What you have to do: Rewrite the records from the line containing "List every element" through the line containing "essay-section-1 <box>73 154 426 557</box>", renaming "section-heading" to "essay-heading" throughout and leaving everything else unchanged. Omit the pictures from the output.

Provided records:
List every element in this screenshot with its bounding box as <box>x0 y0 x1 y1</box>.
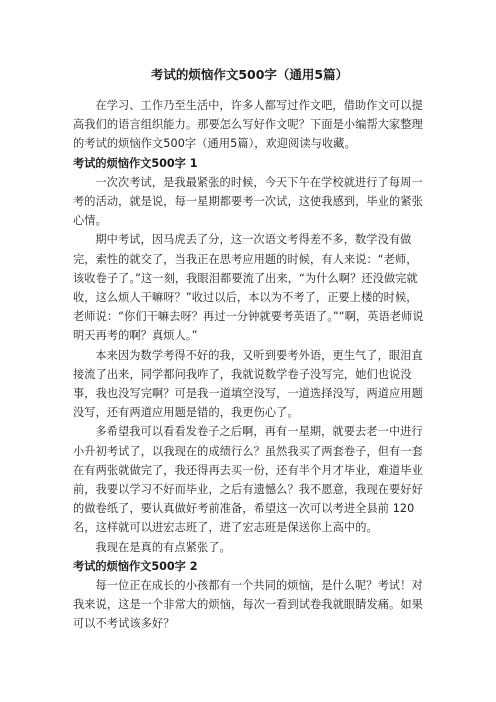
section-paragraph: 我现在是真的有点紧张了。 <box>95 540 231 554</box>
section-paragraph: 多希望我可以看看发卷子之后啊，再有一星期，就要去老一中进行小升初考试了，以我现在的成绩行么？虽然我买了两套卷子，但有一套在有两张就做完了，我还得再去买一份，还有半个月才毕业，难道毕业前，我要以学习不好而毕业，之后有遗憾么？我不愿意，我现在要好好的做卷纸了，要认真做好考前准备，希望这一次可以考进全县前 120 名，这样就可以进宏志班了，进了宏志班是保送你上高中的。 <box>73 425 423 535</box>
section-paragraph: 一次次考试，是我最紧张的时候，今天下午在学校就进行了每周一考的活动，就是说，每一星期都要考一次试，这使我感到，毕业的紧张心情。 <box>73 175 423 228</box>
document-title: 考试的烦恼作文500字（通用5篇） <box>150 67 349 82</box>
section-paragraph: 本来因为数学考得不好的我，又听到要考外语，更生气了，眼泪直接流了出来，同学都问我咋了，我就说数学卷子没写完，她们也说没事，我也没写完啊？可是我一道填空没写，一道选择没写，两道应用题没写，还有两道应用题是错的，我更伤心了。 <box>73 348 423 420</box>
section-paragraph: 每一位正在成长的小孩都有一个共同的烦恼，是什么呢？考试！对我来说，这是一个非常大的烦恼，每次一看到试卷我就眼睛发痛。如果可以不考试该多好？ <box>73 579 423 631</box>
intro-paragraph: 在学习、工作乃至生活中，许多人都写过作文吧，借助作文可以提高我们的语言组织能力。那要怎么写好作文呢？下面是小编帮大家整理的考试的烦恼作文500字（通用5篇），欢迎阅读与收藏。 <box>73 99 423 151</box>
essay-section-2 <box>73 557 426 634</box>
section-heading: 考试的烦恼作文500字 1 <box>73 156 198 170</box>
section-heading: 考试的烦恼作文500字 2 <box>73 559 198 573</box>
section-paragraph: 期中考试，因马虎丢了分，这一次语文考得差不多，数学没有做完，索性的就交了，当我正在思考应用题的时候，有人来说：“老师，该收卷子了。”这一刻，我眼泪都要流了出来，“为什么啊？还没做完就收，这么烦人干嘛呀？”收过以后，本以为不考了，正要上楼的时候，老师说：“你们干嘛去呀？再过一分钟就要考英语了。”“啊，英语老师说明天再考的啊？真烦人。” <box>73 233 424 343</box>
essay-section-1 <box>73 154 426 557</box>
* * *
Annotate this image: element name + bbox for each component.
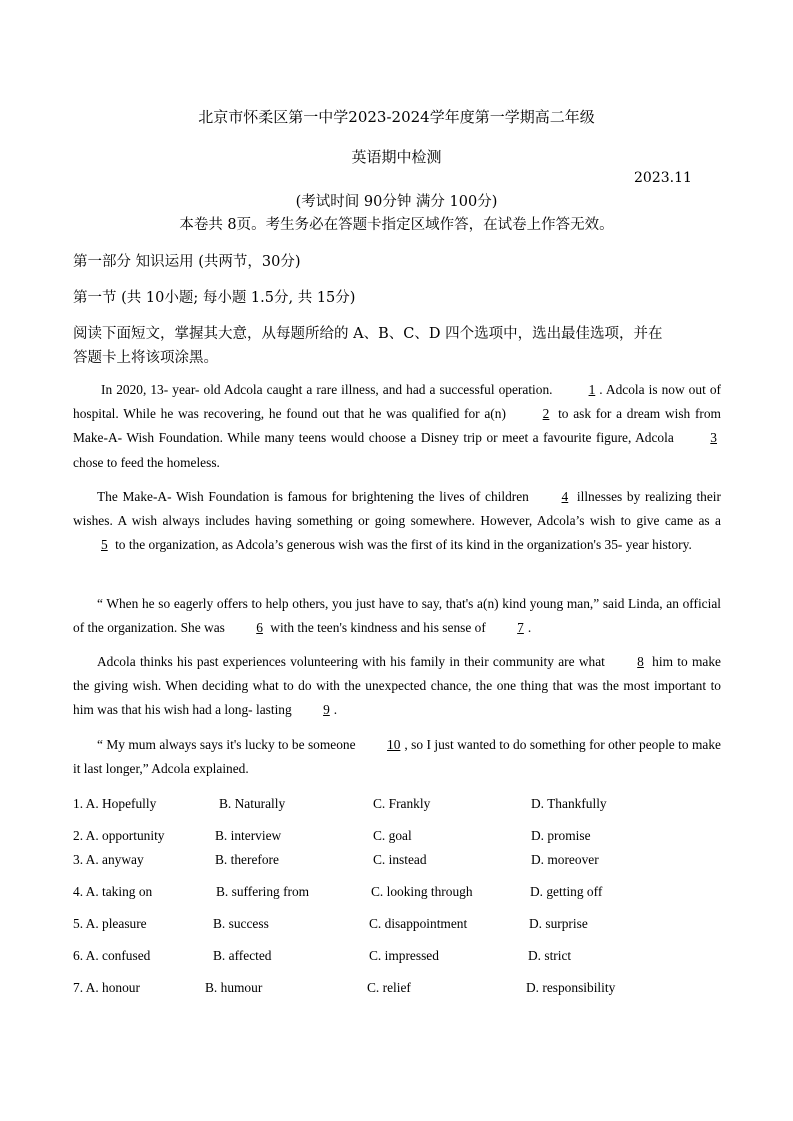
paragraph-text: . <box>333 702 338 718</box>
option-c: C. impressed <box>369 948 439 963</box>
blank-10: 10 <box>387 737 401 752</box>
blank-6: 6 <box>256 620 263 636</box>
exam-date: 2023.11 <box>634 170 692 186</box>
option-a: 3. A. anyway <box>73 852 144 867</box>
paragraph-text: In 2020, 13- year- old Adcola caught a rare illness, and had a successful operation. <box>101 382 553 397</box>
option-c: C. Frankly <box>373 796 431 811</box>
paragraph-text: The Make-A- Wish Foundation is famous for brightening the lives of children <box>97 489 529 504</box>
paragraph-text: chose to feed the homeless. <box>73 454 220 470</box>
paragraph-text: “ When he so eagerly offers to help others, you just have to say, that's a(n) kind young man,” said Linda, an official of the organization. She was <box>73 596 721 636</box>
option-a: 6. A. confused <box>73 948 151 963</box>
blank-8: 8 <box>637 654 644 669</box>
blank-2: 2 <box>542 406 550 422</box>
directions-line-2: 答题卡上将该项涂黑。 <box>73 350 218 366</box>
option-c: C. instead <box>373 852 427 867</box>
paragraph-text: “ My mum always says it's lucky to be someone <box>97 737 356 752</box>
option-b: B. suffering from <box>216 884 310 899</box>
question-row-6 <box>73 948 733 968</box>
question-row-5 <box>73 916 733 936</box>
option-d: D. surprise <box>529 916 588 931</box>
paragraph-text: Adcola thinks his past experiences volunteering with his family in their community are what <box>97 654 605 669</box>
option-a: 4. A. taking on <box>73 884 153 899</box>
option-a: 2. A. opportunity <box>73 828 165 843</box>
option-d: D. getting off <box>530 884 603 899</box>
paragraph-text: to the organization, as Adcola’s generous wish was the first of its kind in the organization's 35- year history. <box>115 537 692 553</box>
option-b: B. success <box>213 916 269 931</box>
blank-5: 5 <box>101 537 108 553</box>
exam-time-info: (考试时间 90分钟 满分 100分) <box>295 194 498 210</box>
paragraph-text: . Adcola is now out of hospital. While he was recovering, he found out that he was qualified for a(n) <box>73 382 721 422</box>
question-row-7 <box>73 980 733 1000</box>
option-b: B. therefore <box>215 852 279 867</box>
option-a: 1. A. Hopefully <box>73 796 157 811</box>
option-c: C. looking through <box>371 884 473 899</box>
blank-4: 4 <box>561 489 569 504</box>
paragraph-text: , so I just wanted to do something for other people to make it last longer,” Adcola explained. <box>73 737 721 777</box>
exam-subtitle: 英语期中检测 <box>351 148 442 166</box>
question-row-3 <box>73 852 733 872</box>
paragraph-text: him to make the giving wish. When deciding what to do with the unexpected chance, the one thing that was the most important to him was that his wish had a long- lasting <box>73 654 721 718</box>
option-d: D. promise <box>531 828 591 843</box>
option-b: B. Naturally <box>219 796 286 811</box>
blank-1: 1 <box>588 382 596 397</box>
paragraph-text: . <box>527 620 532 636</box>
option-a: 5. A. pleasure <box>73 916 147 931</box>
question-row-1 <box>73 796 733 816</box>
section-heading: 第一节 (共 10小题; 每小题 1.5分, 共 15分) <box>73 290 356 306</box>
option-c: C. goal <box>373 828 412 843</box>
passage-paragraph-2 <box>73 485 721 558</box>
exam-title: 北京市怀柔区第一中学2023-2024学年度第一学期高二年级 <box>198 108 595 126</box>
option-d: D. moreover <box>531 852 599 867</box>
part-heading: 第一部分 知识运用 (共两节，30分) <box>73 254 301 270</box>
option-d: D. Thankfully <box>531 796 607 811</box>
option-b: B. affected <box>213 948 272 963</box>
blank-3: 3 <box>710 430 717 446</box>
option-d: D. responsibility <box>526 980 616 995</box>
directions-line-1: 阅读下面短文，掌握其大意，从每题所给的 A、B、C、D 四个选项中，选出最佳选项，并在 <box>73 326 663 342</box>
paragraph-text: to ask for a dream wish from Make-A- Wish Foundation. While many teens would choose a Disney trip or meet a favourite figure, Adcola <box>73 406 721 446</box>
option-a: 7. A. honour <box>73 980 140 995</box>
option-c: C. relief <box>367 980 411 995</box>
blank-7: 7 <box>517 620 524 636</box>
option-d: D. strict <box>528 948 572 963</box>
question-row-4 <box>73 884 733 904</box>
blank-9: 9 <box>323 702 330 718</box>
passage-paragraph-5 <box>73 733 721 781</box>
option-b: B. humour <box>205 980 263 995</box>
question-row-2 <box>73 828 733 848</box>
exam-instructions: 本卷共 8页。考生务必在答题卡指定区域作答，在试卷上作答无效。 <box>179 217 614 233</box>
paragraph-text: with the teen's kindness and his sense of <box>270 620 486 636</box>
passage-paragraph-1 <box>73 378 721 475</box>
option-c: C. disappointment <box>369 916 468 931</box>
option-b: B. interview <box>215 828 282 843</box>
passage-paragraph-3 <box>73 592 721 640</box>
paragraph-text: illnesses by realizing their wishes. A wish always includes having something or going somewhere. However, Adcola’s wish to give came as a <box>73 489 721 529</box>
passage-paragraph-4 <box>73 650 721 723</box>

Answer to this problem:
List every element in this screenshot with its bounding box as <box>x0 y0 x1 y1</box>.
section-paragraph: 我现在是真的有点紧张了。 <box>95 540 231 554</box>
section-paragraph: 多希望我可以看看发卷子之后啊，再有一星期，就要去老一中进行小升初考试了，以我现在的成绩行么？虽然我买了两套卷子，但有一套在有两张就做完了，我还得再去买一份，还有半个月才毕业，难道毕业前，我要以学习不好而毕业，之后有遗憾么？我不愿意，我现在要好好的做卷纸了，要认真做好考前准备，希望这一次可以考进全县前 120 名，这样就可以进宏志班了，进了宏志班是保送你上高中的。 <box>73 425 423 535</box>
section-paragraph: 一次次考试，是我最紧张的时候，今天下午在学校就进行了每周一考的活动，就是说，每一星期都要考一次试，这使我感到，毕业的紧张心情。 <box>73 175 423 228</box>
document-title: 考试的烦恼作文500字（通用5篇） <box>150 67 349 82</box>
section-paragraph: 本来因为数学考得不好的我，又听到要考外语，更生气了，眼泪直接流了出来，同学都问我咋了，我就说数学卷子没写完，她们也说没事，我也没写完啊？可是我一道填空没写，一道选择没写，两道应用题没写，还有两道应用题是错的，我更伤心了。 <box>73 348 423 420</box>
section-paragraph: 每一位正在成长的小孩都有一个共同的烦恼，是什么呢？考试！对我来说，这是一个非常大的烦恼，每次一看到试卷我就眼睛发痛。如果可以不考试该多好？ <box>73 579 423 631</box>
intro-paragraph: 在学习、工作乃至生活中，许多人都写过作文吧，借助作文可以提高我们的语言组织能力。那要怎么写好作文呢？下面是小编帮大家整理的考试的烦恼作文500字（通用5篇），欢迎阅读与收藏。 <box>73 99 423 151</box>
essay-section-2 <box>73 557 426 634</box>
essay-heading: 考试的烦恼作文500字 1 <box>73 156 198 170</box>
essay-heading: 考试的烦恼作文500字 2 <box>73 559 198 573</box>
section-paragraph: 期中考试，因马虎丢了分，这一次语文考得差不多，数学没有做完，索性的就交了，当我正在思考应用题的时候，有人来说：“老师，该收卷子了。”这一刻，我眼泪都要流了出来，“为什么啊？还没做完就收，这么烦人干嘛呀？”收过以后，本以为不考了，正要上楼的时候，老师说：“你们干嘛去呀？再过一分钟就要考英语了。”“啊，英语老师说明天再考的啊？真烦人。” <box>73 233 424 343</box>
essay-section-1 <box>73 154 426 557</box>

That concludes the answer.